Go through the data below. List every line that holds the word "Vallandingham".

— START AVAILABLE DATA —

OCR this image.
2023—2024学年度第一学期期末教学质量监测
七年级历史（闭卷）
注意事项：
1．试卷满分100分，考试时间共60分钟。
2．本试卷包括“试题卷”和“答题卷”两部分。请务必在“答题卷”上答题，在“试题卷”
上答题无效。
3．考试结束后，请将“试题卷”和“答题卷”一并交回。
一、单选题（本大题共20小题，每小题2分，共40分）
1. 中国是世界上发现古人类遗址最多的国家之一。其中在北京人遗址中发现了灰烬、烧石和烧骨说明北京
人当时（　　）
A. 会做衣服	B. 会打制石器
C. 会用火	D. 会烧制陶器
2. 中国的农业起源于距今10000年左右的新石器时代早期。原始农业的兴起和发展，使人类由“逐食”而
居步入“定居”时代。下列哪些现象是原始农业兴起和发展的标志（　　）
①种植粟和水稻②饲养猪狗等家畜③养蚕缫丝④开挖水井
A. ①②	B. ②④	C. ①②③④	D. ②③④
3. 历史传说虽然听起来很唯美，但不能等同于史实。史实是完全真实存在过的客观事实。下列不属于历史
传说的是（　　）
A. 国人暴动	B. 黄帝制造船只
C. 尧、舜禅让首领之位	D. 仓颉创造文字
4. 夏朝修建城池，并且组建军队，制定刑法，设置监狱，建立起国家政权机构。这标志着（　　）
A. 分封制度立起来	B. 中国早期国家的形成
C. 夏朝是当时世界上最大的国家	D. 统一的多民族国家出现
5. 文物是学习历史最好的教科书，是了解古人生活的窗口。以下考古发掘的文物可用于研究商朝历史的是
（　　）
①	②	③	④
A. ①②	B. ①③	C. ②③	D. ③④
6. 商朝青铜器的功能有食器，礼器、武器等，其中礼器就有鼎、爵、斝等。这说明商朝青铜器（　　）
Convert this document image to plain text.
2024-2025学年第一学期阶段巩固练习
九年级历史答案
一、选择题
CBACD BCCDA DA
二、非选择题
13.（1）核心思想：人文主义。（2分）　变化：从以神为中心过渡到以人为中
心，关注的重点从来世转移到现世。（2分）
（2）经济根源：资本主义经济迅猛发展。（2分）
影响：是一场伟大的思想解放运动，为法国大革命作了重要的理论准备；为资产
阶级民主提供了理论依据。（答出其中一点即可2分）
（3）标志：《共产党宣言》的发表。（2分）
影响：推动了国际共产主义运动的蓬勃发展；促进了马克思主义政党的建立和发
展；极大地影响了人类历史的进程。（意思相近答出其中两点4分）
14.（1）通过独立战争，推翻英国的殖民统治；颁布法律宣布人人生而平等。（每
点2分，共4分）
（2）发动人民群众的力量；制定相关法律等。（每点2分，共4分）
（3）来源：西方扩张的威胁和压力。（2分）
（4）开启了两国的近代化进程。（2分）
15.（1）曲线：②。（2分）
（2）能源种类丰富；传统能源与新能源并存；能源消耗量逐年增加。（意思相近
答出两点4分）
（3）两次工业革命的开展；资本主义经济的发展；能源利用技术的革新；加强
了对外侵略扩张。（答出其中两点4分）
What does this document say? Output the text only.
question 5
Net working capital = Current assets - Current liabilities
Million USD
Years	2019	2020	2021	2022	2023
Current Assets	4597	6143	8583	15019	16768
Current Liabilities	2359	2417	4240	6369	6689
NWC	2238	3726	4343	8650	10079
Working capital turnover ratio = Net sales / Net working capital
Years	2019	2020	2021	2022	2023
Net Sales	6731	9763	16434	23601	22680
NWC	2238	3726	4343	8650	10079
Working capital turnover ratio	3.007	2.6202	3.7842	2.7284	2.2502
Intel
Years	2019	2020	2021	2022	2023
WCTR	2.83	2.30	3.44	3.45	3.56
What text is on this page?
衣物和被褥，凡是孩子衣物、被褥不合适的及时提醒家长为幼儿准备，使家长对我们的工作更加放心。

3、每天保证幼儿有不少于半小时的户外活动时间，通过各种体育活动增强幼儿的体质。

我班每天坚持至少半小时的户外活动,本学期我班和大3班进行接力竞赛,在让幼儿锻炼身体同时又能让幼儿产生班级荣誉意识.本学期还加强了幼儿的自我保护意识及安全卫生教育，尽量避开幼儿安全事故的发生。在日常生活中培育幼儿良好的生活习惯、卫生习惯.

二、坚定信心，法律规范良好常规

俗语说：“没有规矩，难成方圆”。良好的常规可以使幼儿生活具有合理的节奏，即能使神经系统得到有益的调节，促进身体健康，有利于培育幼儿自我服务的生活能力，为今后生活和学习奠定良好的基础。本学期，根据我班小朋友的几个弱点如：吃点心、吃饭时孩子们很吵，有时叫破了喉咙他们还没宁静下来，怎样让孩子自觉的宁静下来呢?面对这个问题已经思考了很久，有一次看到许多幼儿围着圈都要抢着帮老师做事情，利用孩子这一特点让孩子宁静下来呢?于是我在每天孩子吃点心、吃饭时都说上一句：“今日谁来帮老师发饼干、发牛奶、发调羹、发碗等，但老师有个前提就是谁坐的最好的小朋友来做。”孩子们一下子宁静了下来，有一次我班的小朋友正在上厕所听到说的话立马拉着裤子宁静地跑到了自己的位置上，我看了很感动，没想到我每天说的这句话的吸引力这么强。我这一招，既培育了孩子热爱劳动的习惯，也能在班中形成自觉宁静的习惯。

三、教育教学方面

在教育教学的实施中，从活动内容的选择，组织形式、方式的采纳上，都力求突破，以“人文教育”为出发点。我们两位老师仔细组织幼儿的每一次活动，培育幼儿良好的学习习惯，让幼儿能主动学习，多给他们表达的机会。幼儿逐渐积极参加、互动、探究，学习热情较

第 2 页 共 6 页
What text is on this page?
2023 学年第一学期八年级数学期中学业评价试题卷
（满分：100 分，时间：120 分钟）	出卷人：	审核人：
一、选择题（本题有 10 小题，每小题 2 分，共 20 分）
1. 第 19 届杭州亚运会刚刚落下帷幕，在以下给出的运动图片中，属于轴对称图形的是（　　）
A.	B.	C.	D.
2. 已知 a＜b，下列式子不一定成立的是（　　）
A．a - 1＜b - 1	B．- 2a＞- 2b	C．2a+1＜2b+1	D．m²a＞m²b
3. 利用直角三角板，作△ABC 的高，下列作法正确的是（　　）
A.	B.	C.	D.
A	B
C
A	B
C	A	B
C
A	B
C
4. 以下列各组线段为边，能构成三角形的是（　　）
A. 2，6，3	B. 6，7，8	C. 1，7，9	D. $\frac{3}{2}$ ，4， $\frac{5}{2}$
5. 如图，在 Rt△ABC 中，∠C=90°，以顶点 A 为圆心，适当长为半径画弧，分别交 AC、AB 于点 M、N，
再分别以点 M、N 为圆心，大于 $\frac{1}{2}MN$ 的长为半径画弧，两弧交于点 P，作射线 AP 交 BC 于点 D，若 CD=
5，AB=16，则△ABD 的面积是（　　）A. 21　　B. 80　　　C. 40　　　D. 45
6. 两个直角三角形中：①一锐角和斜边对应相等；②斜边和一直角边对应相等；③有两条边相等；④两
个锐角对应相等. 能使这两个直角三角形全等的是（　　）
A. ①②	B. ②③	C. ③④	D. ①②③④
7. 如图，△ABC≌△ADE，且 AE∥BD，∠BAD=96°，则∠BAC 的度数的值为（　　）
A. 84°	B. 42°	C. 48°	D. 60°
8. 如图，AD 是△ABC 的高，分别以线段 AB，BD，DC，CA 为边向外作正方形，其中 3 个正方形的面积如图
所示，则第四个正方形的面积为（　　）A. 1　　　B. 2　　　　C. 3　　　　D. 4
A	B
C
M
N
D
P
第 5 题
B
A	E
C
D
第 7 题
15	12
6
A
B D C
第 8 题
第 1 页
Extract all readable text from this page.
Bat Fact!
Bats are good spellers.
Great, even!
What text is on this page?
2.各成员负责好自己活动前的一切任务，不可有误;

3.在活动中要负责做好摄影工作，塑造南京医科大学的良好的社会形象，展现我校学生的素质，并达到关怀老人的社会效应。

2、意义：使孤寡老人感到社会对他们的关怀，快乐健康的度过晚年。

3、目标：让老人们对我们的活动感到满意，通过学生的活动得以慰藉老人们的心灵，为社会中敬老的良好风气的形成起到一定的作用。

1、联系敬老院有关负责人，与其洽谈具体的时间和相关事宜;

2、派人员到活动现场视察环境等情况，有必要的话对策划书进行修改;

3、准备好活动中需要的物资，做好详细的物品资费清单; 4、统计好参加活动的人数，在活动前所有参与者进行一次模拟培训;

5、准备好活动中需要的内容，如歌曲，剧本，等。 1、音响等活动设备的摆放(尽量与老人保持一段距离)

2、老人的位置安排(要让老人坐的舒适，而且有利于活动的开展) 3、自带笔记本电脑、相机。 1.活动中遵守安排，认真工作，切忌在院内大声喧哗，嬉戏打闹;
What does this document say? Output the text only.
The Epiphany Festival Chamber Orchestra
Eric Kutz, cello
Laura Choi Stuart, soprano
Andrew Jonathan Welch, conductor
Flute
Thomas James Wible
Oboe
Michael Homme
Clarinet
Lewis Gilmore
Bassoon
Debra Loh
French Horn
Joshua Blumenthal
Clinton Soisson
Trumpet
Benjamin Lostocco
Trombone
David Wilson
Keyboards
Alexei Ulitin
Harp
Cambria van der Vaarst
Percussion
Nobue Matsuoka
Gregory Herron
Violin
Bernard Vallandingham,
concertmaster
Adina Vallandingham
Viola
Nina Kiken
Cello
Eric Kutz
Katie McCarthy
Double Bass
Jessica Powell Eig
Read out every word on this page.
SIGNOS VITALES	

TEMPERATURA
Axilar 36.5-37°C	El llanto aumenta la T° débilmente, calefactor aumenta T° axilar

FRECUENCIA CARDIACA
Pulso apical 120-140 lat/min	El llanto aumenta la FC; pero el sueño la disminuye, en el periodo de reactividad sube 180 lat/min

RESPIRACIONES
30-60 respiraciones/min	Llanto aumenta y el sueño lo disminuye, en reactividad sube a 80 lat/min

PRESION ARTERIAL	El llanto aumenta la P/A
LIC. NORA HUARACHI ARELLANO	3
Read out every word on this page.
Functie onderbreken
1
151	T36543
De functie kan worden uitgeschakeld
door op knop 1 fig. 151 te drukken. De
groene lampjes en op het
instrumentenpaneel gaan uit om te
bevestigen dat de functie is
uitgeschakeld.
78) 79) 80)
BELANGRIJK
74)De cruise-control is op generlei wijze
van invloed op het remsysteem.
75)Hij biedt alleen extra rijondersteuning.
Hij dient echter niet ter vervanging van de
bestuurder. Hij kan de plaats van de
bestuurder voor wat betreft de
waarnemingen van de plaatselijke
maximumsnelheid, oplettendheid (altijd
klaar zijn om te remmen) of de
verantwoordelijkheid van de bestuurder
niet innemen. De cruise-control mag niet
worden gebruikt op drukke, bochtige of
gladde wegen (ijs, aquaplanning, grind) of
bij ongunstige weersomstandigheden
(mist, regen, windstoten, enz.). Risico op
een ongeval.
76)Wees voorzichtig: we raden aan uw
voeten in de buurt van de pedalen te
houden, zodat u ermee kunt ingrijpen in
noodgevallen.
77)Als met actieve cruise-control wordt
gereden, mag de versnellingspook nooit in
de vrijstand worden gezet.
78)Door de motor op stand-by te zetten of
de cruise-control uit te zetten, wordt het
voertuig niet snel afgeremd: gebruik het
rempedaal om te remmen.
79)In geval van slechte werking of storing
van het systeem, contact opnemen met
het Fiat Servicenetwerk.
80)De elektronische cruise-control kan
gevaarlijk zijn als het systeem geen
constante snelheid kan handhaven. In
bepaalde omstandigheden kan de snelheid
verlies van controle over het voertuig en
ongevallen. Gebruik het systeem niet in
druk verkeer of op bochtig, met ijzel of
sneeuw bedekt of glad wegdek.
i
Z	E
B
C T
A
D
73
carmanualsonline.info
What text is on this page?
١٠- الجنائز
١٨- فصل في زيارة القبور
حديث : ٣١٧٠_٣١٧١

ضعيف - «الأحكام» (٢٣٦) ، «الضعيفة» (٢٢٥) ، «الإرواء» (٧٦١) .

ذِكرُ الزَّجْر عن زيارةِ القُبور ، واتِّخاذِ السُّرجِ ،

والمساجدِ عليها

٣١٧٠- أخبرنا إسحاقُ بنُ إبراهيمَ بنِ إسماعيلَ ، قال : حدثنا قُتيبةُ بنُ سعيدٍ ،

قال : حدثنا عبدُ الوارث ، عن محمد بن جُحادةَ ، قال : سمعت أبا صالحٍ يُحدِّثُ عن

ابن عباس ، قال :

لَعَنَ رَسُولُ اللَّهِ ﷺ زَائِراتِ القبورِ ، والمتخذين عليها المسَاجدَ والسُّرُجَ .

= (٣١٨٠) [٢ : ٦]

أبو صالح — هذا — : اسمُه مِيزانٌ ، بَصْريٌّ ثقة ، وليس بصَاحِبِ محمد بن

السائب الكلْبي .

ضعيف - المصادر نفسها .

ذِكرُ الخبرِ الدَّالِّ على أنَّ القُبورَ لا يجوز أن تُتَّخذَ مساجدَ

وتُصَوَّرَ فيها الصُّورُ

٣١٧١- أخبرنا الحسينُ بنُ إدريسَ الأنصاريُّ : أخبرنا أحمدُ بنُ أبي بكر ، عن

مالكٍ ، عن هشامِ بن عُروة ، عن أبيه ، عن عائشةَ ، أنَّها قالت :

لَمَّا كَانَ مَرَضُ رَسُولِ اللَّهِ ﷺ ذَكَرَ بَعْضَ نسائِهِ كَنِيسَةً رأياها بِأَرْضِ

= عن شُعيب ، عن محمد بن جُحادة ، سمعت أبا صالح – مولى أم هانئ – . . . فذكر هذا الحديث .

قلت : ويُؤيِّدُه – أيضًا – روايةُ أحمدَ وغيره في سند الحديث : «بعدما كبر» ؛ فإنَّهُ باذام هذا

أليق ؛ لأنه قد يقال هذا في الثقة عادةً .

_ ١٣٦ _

— END AVAILABLE DATA —

▶ RESPONSE
Bernard Vallandingham,
Adina Vallandingham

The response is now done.